Problem to solve: Rewrite every one of these items, replacing "bar-segment" with "scale-segment" wherever it appears and leaving all else unchanged.

Record extracts:
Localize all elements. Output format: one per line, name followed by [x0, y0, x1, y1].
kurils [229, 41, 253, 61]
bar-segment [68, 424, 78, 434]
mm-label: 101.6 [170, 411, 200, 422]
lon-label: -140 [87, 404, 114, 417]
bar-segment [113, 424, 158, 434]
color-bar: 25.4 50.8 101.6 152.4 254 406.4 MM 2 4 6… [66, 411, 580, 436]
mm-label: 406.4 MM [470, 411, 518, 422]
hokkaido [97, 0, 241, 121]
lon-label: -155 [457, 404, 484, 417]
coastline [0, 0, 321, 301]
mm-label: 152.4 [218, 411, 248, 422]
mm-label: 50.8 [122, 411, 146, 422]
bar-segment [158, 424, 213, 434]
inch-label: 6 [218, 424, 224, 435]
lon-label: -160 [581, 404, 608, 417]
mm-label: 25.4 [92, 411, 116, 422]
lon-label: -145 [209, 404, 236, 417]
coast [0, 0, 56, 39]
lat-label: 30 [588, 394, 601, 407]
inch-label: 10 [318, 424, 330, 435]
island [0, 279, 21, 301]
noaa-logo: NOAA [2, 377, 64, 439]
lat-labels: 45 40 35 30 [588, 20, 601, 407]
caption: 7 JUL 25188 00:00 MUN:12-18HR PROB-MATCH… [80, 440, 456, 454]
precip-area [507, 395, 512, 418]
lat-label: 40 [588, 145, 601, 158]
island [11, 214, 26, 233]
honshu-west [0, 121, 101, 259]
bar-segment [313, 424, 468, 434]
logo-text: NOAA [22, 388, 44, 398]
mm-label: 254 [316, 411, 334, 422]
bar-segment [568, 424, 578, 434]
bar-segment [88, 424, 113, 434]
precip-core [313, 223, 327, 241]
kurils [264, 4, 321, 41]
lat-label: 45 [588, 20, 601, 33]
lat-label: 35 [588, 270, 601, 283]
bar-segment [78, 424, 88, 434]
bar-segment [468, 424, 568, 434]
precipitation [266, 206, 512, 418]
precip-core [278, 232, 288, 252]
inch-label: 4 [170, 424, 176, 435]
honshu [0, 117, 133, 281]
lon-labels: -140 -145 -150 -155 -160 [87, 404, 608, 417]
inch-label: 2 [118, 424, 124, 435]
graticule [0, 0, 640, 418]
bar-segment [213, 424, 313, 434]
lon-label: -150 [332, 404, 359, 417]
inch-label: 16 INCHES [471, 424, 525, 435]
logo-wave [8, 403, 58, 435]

Answer to the task:
Localize all elements. Output format: one per line, name followed by [x0, y0, x1, y1].
kurils [229, 41, 253, 61]
scale-segment [68, 424, 78, 434]
mm-label: 101.6 [170, 411, 200, 422]
lon-label: -140 [87, 404, 114, 417]
scale-segment [113, 424, 158, 434]
color-bar: 25.4 50.8 101.6 152.4 254 406.4 MM 2 4 6… [66, 411, 580, 436]
mm-label: 406.4 MM [470, 411, 518, 422]
hokkaido [97, 0, 241, 121]
lon-label: -155 [457, 404, 484, 417]
coastline [0, 0, 321, 301]
mm-label: 152.4 [218, 411, 248, 422]
mm-label: 50.8 [122, 411, 146, 422]
scale-segment [158, 424, 213, 434]
inch-label: 6 [218, 424, 224, 435]
lon-label: -160 [581, 404, 608, 417]
mm-label: 25.4 [92, 411, 116, 422]
lon-label: -145 [209, 404, 236, 417]
coast [0, 0, 56, 39]
lat-label: 30 [588, 394, 601, 407]
inch-label: 10 [318, 424, 330, 435]
island [0, 279, 21, 301]
noaa-logo: NOAA [2, 377, 64, 439]
lat-labels: 45 40 35 30 [588, 20, 601, 407]
caption: 7 JUL 25188 00:00 MUN:12-18HR PROB-MATCH… [80, 440, 456, 454]
precip-area [507, 395, 512, 418]
lat-label: 40 [588, 145, 601, 158]
island [11, 214, 26, 233]
honshu-west [0, 121, 101, 259]
scale-segment [313, 424, 468, 434]
logo-text: NOAA [22, 388, 44, 398]
mm-label: 254 [316, 411, 334, 422]
scale-segment [568, 424, 578, 434]
scale-segment [88, 424, 113, 434]
precip-core [313, 223, 327, 241]
kurils [264, 4, 321, 41]
lat-label: 45 [588, 20, 601, 33]
lat-label: 35 [588, 270, 601, 283]
scale-segment [78, 424, 88, 434]
scale-segment [468, 424, 568, 434]
precipitation [266, 206, 512, 418]
precip-core [278, 232, 288, 252]
inch-label: 4 [170, 424, 176, 435]
honshu [0, 117, 133, 281]
lon-labels: -140 -145 -150 -155 -160 [87, 404, 608, 417]
inch-label: 2 [118, 424, 124, 435]
graticule [0, 0, 640, 418]
scale-segment [213, 424, 313, 434]
lon-label: -150 [332, 404, 359, 417]
inch-label: 16 INCHES [471, 424, 525, 435]
logo-wave [8, 403, 58, 435]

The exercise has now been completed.